● EXERCISE OBJECTIVE
Nothing may be dropped or altered: reproduce all the data.

┏━━

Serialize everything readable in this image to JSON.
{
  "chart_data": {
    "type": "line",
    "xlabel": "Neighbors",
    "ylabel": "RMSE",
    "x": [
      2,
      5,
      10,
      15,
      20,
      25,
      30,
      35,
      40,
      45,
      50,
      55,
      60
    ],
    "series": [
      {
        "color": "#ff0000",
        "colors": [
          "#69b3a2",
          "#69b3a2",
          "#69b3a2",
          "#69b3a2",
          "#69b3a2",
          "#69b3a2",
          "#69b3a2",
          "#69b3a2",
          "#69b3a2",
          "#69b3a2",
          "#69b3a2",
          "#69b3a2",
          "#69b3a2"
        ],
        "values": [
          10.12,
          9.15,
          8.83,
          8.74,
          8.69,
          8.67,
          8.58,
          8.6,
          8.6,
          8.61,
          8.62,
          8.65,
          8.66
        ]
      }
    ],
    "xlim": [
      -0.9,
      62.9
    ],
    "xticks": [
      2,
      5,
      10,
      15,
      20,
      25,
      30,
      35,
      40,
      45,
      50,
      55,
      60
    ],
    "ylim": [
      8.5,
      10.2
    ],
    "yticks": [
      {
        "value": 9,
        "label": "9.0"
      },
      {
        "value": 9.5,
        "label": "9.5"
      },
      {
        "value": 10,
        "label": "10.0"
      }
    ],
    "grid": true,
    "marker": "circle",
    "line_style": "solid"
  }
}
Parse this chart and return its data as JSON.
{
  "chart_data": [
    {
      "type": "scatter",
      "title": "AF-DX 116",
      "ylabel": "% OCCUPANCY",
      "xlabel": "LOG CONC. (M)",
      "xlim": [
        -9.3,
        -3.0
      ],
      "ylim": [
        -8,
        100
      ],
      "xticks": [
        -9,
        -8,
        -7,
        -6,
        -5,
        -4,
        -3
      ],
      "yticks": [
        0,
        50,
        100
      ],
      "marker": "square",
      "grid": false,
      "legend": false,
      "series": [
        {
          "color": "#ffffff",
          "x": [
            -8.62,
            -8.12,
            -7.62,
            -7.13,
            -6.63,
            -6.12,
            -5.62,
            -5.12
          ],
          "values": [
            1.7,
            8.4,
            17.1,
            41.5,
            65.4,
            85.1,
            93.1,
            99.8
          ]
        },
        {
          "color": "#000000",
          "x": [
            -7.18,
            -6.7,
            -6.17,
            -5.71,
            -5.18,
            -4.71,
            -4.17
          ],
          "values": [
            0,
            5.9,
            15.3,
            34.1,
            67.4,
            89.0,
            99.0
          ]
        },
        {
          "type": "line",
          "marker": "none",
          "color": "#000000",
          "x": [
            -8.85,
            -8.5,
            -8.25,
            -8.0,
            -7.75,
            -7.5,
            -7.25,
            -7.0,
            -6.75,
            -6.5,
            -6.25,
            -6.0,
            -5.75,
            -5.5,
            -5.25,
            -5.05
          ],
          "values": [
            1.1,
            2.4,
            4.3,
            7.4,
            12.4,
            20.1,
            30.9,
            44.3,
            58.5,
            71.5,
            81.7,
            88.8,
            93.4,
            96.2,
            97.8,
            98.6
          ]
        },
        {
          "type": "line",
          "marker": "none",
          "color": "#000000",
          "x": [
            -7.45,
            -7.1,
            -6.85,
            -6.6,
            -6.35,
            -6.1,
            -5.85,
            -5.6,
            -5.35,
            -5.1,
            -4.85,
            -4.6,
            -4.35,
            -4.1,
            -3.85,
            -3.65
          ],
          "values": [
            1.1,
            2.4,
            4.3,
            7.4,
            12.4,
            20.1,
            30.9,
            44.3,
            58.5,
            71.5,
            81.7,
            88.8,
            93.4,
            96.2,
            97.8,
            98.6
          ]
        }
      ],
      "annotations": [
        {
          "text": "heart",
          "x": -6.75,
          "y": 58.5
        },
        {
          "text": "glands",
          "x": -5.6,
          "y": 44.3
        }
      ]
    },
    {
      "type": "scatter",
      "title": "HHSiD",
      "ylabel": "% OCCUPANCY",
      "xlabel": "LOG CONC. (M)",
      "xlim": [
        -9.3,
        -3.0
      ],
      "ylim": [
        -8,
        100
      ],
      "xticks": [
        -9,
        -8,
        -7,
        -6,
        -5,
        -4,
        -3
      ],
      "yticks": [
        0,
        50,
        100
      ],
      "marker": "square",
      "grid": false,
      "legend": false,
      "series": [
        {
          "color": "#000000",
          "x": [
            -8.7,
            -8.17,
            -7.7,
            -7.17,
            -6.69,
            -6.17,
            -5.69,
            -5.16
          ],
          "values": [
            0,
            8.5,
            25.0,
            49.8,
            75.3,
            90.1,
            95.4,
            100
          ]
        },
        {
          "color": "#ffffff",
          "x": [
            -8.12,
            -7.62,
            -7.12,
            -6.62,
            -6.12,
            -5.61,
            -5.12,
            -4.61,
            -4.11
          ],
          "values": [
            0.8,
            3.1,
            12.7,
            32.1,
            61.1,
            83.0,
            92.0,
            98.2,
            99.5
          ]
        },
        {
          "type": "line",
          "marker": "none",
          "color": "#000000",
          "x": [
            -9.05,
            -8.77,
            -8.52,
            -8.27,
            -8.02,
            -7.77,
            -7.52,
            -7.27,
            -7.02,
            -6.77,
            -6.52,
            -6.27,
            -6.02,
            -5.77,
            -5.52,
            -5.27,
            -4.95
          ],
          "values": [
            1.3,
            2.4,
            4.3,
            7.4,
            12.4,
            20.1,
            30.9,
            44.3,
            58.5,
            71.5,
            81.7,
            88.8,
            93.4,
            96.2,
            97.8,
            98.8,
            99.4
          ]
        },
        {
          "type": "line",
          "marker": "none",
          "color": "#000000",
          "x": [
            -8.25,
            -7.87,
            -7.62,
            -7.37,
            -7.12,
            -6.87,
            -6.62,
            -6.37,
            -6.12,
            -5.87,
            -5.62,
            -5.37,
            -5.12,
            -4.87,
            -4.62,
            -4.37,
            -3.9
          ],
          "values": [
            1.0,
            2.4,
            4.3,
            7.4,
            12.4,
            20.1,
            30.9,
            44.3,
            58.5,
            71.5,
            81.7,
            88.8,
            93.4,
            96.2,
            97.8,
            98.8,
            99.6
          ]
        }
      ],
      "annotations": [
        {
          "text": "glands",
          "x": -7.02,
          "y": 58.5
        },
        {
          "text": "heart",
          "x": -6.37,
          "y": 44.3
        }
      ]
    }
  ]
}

┗━━

● REPLY TO THE EXERCISE
Serialize everything readable in this image to JSON.
{
  "chart_data": {
    "type": "line",
    "xlabel": "Neighbors",
    "ylabel": "RMSE",
    "x": [
      2,
      5,
      10,
      15,
      20,
      25,
      30,
      35,
      40,
      45,
      50,
      55,
      60
    ],
    "series": [
      {
        "color": "#ff0000",
        "colors": [
          "#69b3a2",
          "#69b3a2",
          "#69b3a2",
          "#69b3a2",
          "#69b3a2",
          "#69b3a2",
          "#69b3a2",
          "#69b3a2",
          "#69b3a2",
          "#69b3a2",
          "#69b3a2",
          "#69b3a2",
          "#69b3a2"
        ],
        "values": [
          10.12,
          9.15,
          8.83,
          8.74,
          8.69,
          8.67,
          8.58,
          8.6,
          8.6,
          8.61,
          8.62,
          8.65,
          8.66
        ]
      }
    ],
    "xlim": [
      -0.9,
      62.9
    ],
    "xticks": [
      2,
      5,
      10,
      15,
      20,
      25,
      30,
      35,
      40,
      45,
      50,
      55,
      60
    ],
    "ylim": [
      8.5,
      10.2
    ],
    "yticks": [
      {
        "value": 9,
        "label": "9.0"
      },
      {
        "value": 9.5,
        "label": "9.5"
      },
      {
        "value": 10,
        "label": "10.0"
      }
    ],
    "grid": true,
    "marker": "circle",
    "line_style": "solid"
  }
}
Parse this chart and return its data as JSON.
{
  "chart_data": [
    {
      "type": "scatter",
      "title": "AF-DX 116",
      "ylabel": "% OCCUPANCY",
      "xlabel": "LOG CONC. (M)",
      "xlim": [
        -9.3,
        -3.0
      ],
      "ylim": [
        -8,
        100
      ],
      "xticks": [
        -9,
        -8,
        -7,
        -6,
        -5,
        -4,
        -3
      ],
      "yticks": [
        0,
        50,
        100
      ],
      "marker": "square",
      "grid": false,
      "legend": false,
      "series": [
        {
          "color": "#ffffff",
          "x": [
            -8.62,
            -8.12,
            -7.62,
            -7.13,
            -6.63,
            -6.12,
            -5.62,
            -5.12
          ],
          "values": [
            1.7,
            8.4,
            17.1,
            41.5,
            65.4,
            85.1,
            93.1,
            99.8
          ]
        },
        {
          "color": "#000000",
          "x": [
            -7.18,
            -6.7,
            -6.17,
            -5.71,
            -5.18,
            -4.71,
            -4.17
          ],
          "values": [
            0,
            5.9,
            15.3,
            34.1,
            67.4,
            89.0,
            99.0
          ]
        },
        {
          "type": "line",
          "marker": "none",
          "color": "#000000",
          "x": [
            -8.85,
            -8.5,
            -8.25,
            -8.0,
            -7.75,
            -7.5,
            -7.25,
            -7.0,
            -6.75,
            -6.5,
            -6.25,
            -6.0,
            -5.75,
            -5.5,
            -5.25,
            -5.05
          ],
          "values": [
            1.1,
            2.4,
            4.3,
            7.4,
            12.4,
            20.1,
            30.9,
            44.3,
            58.5,
            71.5,
            81.7,
            88.8,
            93.4,
            96.2,
            97.8,
            98.6
          ]
        },
        {
          "type": "line",
          "marker": "none",
          "color": "#000000",
          "x": [
            -7.45,
            -7.1,
            -6.85,
            -6.6,
            -6.35,
            -6.1,
            -5.85,
            -5.6,
            -5.35,
            -5.1,
            -4.85,
            -4.6,
            -4.35,
            -4.1,
            -3.85,
            -3.65
          ],
          "values": [
            1.1,
            2.4,
            4.3,
            7.4,
            12.4,
            20.1,
            30.9,
            44.3,
            58.5,
            71.5,
            81.7,
            88.8,
            93.4,
            96.2,
            97.8,
            98.6
          ]
        }
      ],
      "annotations": [
        {
          "text": "heart",
          "x": -6.75,
          "y": 58.5
        },
        {
          "text": "glands",
          "x": -5.6,
          "y": 44.3
        }
      ]
    },
    {
      "type": "scatter",
      "title": "HHSiD",
      "ylabel": "% OCCUPANCY",
      "xlabel": "LOG CONC. (M)",
      "xlim": [
        -9.3,
        -3.0
      ],
      "ylim": [
        -8,
        100
      ],
      "xticks": [
        -9,
        -8,
        -7,
        -6,
        -5,
        -4,
        -3
      ],
      "yticks": [
        0,
        50,
        100
      ],
      "marker": "square",
      "grid": false,
      "legend": false,
      "series": [
        {
          "color": "#000000",
          "x": [
            -8.7,
            -8.17,
            -7.7,
            -7.17,
            -6.69,
            -6.17,
            -5.69,
            -5.16
          ],
          "values": [
            0,
            8.5,
            25.0,
            49.8,
            75.3,
            90.1,
            95.4,
            100
          ]
        },
        {
          "color": "#ffffff",
          "x": [
            -8.12,
            -7.62,
            -7.12,
            -6.62,
            -6.12,
            -5.61,
            -5.12,
            -4.61,
            -4.11
          ],
          "values": [
            0.8,
            3.1,
            12.7,
            32.1,
            61.1,
            83.0,
            92.0,
            98.2,
            99.5
          ]
        },
        {
          "type": "line",
          "marker": "none",
          "color": "#000000",
          "x": [
            -9.05,
            -8.77,
            -8.52,
            -8.27,
            -8.02,
            -7.77,
            -7.52,
            -7.27,
            -7.02,
            -6.77,
            -6.52,
            -6.27,
            -6.02,
            -5.77,
            -5.52,
            -5.27,
            -4.95
          ],
          "values": [
            1.3,
            2.4,
            4.3,
            7.4,
            12.4,
            20.1,
            30.9,
            44.3,
            58.5,
            71.5,
            81.7,
            88.8,
            93.4,
            96.2,
            97.8,
            98.8,
            99.4
          ]
        },
        {
          "type": "line",
          "marker": "none",
          "color": "#000000",
          "x": [
            -8.25,
            -7.87,
            -7.62,
            -7.37,
            -7.12,
            -6.87,
            -6.62,
            -6.37,
            -6.12,
            -5.87,
            -5.62,
            -5.37,
            -5.12,
            -4.87,
            -4.62,
            -4.37,
            -3.9
          ],
          "values": [
            1.0,
            2.4,
            4.3,
            7.4,
            12.4,
            20.1,
            30.9,
            44.3,
            58.5,
            71.5,
            81.7,
            88.8,
            93.4,
            96.2,
            97.8,
            98.8,
            99.6
          ]
        }
      ],
      "annotations": [
        {
          "text": "glands",
          "x": -7.02,
          "y": 58.5
        },
        {
          "text": "heart",
          "x": -6.37,
          "y": 44.3
        }
      ]
    }
  ]
}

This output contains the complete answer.